### JOB
Wherever the word "Farm" appears in a line, extract that line.

Dataset records:
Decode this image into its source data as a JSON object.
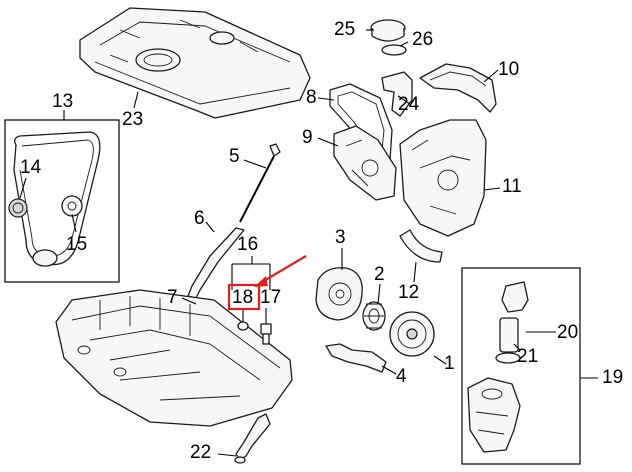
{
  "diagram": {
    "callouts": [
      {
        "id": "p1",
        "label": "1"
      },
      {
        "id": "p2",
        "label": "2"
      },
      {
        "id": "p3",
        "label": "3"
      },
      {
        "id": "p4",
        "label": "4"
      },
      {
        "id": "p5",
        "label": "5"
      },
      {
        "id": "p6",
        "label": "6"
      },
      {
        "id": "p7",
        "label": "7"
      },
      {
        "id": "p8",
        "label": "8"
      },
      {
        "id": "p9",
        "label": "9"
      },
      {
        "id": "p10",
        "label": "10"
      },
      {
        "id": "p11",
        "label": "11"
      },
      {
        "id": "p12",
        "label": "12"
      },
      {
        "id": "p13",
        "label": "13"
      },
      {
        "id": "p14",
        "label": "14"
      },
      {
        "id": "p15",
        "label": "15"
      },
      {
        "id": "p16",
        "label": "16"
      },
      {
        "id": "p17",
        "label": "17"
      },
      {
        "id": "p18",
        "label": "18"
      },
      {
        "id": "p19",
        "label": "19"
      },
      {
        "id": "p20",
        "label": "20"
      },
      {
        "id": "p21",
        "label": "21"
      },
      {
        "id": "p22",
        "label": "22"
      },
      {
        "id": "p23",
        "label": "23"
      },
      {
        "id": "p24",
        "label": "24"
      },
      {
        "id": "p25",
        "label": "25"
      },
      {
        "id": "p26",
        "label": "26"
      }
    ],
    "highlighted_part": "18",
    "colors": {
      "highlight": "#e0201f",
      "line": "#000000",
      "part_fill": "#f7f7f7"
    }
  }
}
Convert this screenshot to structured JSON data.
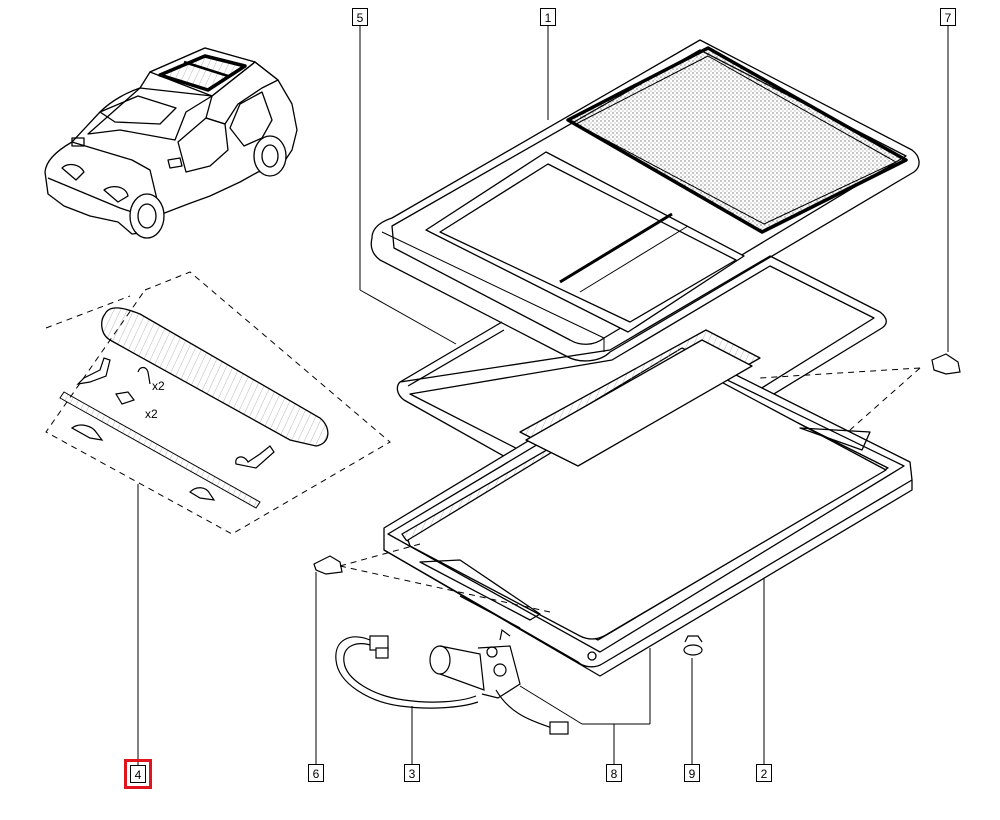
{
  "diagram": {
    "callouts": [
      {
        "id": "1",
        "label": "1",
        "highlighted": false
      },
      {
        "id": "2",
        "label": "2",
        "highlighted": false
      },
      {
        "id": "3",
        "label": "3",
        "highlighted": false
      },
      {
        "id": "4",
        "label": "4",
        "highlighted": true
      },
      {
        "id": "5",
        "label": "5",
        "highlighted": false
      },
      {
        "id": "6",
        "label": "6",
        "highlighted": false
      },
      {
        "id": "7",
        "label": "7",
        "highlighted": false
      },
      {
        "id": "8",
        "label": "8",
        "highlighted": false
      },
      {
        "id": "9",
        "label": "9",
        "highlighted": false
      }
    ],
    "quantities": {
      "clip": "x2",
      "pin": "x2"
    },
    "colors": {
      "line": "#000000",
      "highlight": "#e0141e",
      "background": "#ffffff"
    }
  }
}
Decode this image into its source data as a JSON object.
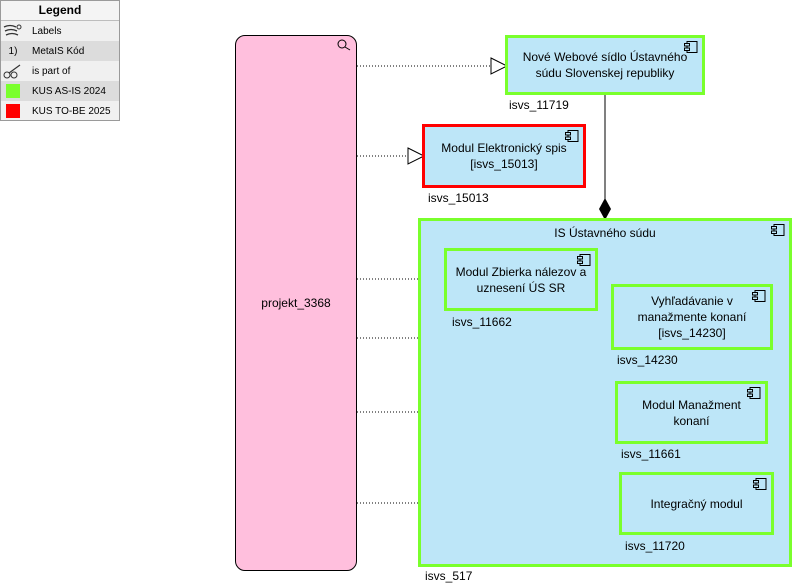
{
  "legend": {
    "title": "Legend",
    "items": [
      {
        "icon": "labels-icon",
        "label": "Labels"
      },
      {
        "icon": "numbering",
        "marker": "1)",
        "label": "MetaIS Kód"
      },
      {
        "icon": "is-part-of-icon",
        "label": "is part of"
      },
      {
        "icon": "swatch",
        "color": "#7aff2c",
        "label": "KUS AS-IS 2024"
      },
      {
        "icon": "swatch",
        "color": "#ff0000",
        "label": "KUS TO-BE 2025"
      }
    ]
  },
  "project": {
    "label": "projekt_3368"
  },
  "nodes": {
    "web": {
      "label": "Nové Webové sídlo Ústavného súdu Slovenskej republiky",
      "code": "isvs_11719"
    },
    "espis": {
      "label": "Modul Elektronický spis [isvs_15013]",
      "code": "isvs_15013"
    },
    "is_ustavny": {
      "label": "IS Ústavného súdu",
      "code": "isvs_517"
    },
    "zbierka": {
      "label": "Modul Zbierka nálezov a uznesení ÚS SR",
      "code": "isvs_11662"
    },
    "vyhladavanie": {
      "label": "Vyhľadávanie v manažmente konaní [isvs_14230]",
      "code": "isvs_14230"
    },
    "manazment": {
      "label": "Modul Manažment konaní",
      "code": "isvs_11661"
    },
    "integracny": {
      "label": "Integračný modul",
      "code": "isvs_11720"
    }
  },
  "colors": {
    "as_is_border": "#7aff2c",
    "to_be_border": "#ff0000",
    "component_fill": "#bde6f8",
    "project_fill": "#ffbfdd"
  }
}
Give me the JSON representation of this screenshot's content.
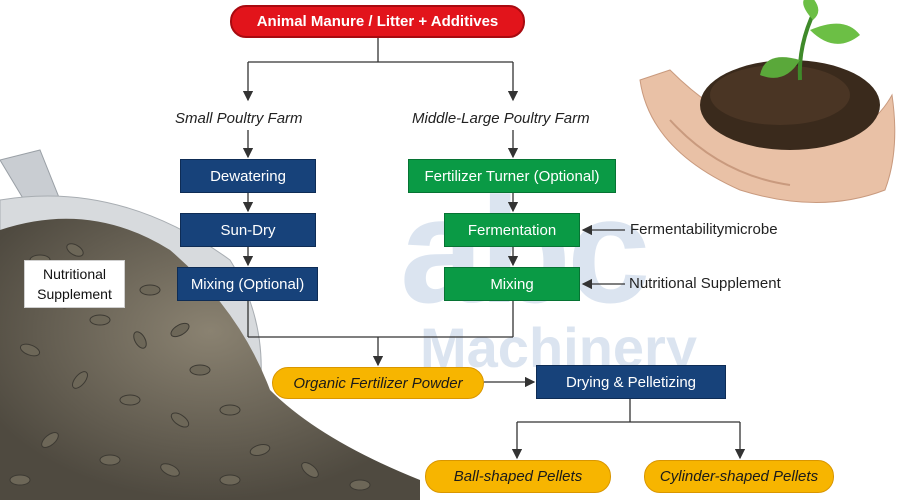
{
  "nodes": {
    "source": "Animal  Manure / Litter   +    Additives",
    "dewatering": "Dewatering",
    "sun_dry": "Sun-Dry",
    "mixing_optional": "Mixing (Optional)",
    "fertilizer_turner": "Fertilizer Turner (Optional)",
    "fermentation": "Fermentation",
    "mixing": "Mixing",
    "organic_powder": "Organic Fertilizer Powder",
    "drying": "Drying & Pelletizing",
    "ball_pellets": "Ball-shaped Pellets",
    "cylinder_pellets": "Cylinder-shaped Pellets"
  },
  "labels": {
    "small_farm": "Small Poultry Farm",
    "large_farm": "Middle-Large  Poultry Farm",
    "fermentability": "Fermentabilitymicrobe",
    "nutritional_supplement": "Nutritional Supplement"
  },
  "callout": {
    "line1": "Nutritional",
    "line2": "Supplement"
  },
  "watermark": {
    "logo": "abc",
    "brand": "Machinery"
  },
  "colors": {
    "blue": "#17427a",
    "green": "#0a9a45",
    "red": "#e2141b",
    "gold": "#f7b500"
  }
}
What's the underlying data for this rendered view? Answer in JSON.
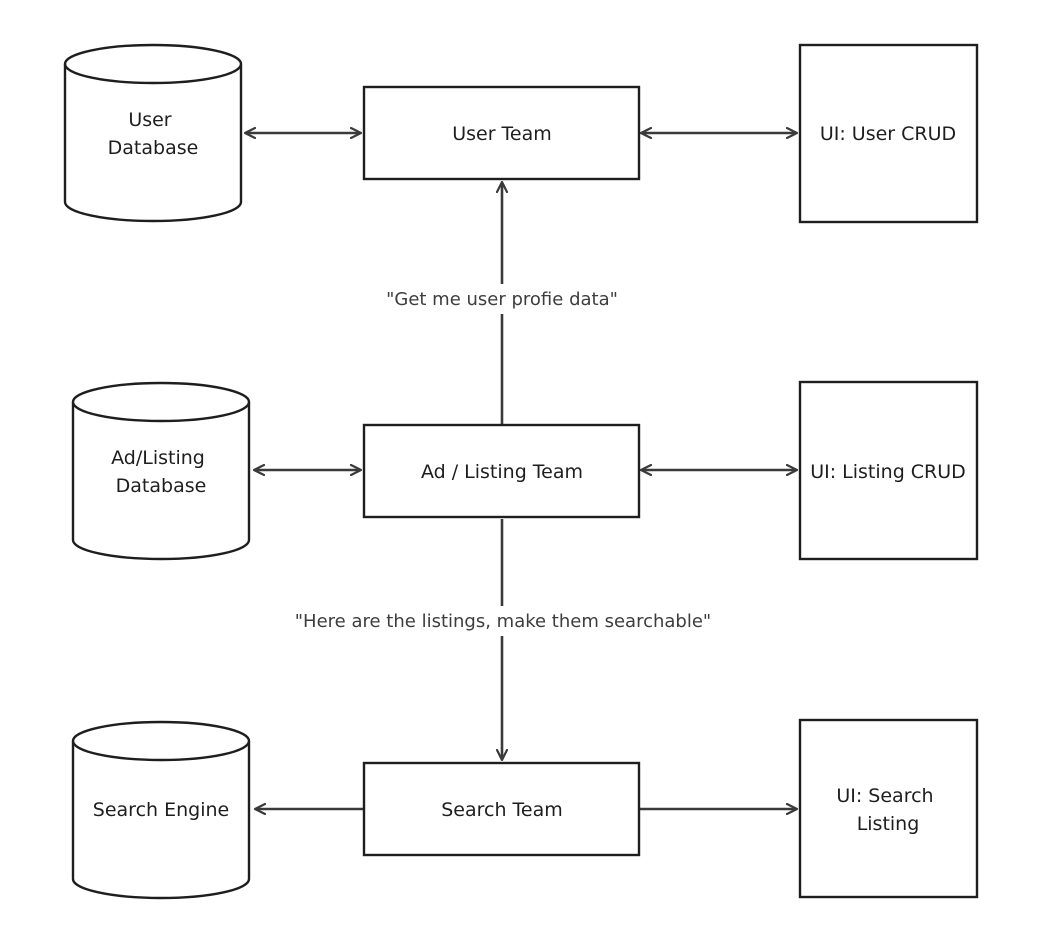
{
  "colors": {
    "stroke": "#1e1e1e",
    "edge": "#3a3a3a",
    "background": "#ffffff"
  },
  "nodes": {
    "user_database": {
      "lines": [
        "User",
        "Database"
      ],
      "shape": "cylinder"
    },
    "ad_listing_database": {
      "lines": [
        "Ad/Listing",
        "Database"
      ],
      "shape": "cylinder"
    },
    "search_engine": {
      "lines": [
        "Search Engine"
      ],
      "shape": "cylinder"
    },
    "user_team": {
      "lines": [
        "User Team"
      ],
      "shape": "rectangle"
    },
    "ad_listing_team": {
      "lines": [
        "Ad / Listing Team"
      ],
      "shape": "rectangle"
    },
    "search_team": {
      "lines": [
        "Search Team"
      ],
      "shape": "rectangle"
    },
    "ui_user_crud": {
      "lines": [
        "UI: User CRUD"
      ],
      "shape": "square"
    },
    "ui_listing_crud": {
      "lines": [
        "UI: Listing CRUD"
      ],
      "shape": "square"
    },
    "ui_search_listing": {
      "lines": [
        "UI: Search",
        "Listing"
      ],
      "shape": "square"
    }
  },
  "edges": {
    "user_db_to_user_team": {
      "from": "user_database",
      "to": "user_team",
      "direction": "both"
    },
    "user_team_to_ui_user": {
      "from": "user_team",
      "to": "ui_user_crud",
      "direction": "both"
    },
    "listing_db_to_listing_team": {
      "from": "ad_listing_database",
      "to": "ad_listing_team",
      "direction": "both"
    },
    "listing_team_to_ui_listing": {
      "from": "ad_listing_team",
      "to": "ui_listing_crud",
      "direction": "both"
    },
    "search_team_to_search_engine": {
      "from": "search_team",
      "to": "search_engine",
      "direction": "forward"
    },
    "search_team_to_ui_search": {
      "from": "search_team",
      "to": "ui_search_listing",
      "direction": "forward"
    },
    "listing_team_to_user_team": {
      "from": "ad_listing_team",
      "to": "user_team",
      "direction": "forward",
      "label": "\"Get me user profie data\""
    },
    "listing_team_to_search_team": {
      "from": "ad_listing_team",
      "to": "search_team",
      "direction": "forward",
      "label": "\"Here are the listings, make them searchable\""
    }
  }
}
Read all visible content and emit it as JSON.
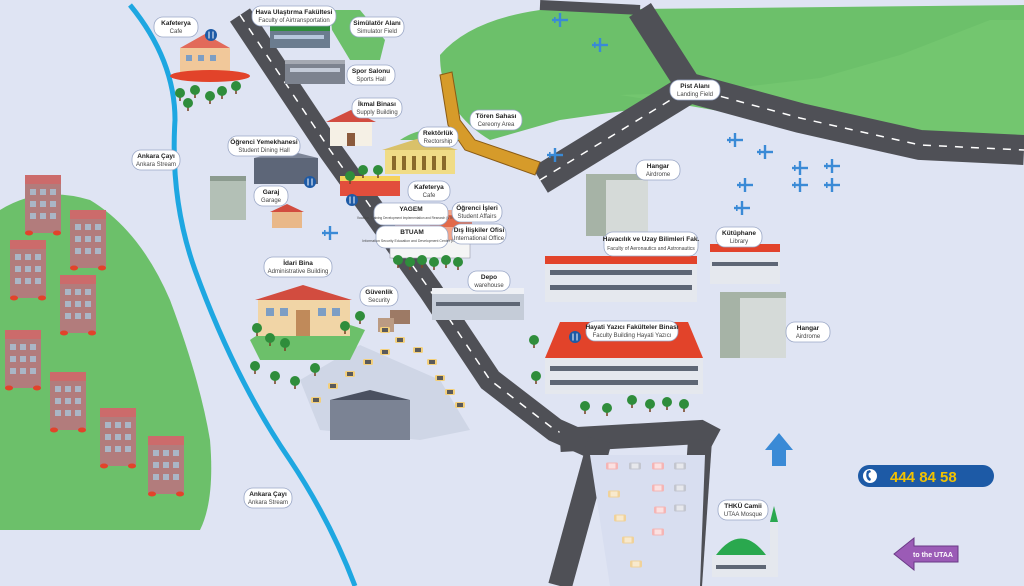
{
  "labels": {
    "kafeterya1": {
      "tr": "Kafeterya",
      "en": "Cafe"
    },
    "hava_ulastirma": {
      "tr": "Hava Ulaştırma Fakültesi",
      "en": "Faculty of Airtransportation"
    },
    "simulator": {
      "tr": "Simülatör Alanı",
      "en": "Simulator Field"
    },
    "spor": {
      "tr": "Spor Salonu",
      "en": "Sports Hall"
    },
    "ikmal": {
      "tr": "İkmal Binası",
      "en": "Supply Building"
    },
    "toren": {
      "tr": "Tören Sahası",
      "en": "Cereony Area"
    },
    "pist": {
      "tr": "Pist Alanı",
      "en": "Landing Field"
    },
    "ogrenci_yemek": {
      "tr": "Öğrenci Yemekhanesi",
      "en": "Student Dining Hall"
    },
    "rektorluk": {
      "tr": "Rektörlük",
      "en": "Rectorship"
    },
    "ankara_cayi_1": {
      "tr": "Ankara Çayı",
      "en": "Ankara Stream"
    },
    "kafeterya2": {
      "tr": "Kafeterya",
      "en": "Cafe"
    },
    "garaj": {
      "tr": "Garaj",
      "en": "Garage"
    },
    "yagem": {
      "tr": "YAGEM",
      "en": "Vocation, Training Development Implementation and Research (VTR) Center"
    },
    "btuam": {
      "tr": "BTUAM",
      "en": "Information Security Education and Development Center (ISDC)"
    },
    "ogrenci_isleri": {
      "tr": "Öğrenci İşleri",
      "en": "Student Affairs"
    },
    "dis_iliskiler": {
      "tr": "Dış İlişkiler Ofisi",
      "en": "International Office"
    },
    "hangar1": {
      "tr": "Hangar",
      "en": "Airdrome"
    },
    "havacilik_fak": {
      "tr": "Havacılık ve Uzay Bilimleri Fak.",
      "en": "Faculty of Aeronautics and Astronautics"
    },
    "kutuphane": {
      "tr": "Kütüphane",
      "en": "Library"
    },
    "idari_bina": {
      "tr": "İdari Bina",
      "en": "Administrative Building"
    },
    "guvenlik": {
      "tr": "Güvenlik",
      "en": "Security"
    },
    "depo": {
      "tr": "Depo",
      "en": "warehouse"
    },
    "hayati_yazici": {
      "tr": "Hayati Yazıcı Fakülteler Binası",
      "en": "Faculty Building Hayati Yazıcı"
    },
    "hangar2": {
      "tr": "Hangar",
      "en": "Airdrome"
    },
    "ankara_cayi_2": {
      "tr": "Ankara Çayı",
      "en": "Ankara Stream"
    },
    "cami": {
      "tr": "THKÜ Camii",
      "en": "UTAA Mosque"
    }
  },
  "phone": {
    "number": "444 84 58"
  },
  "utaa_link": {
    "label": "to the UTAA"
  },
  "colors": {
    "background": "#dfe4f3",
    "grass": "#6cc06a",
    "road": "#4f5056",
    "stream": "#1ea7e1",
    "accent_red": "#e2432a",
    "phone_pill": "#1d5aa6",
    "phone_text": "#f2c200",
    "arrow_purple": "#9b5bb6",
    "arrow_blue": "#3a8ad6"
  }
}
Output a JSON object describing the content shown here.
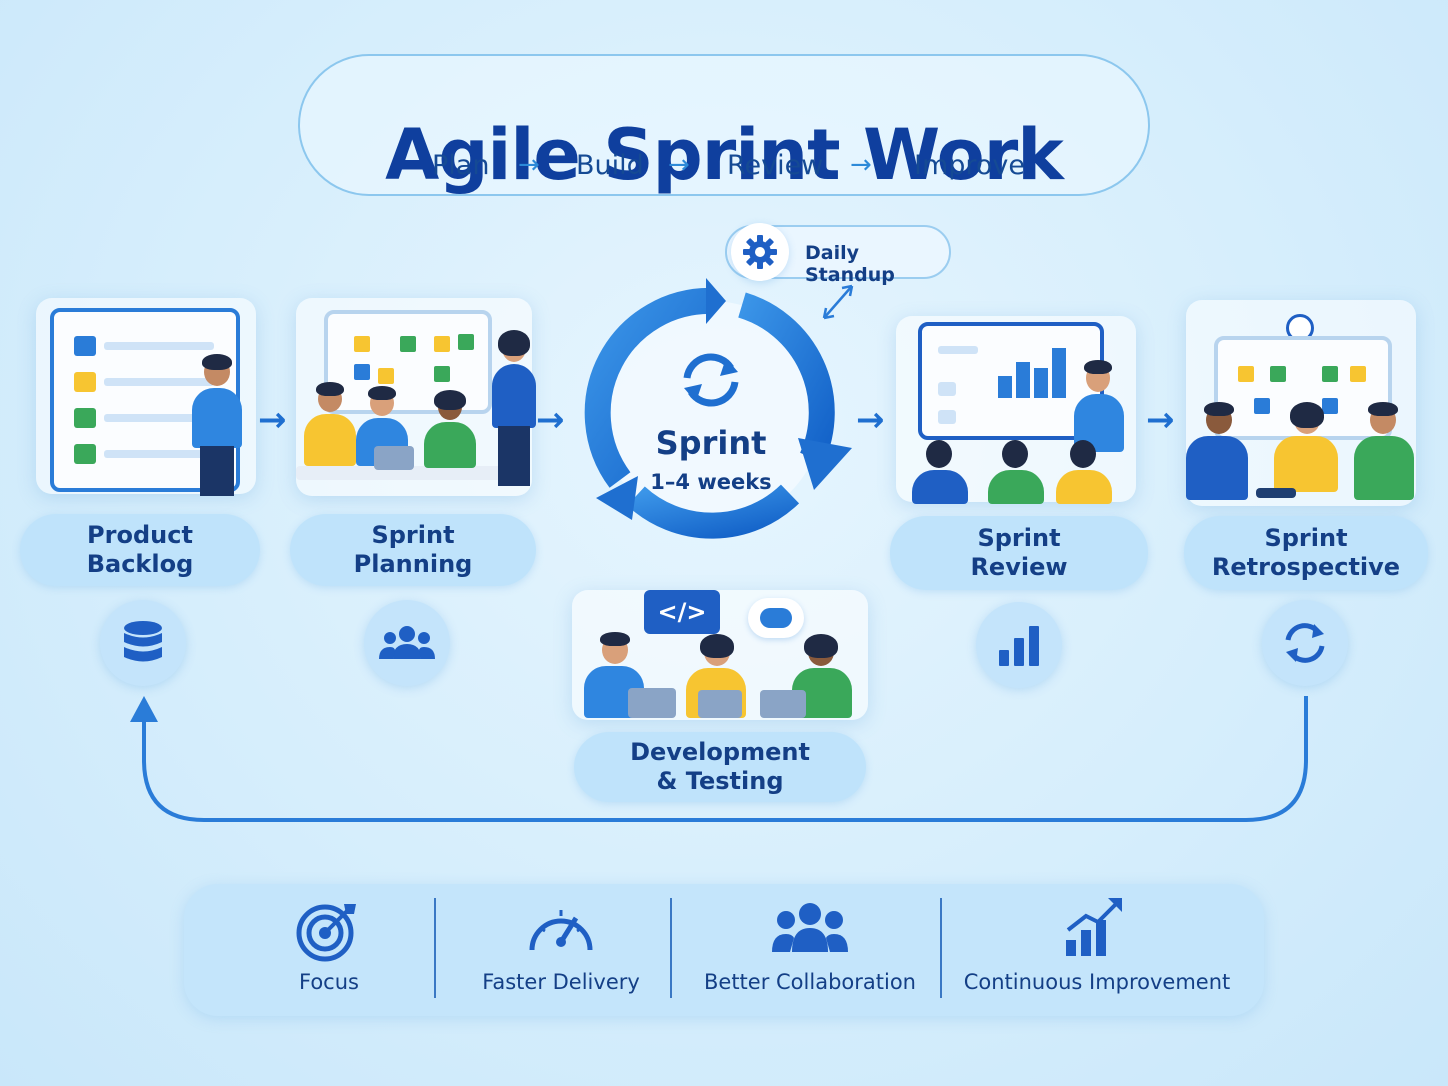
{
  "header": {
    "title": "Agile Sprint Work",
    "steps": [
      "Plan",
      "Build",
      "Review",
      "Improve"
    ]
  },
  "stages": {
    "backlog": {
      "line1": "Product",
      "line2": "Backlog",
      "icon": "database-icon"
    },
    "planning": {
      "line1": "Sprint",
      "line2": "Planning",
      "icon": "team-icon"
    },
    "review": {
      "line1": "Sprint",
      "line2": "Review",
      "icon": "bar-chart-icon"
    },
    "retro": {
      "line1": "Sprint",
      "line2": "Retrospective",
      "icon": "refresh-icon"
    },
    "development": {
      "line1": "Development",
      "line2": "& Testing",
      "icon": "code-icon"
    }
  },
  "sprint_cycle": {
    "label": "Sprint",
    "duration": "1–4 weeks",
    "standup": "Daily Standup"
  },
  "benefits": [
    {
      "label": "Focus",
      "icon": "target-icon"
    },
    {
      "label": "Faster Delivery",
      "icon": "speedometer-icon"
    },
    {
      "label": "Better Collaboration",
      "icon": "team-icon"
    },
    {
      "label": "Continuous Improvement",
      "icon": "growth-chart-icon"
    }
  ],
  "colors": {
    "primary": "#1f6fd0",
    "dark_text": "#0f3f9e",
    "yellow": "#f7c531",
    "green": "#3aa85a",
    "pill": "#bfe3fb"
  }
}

### SOLUTION TO THE EXERCISE
    "small_farm": "Small Poultry Farm",
    "large_farm": "Middle-Large  Poultry Farm",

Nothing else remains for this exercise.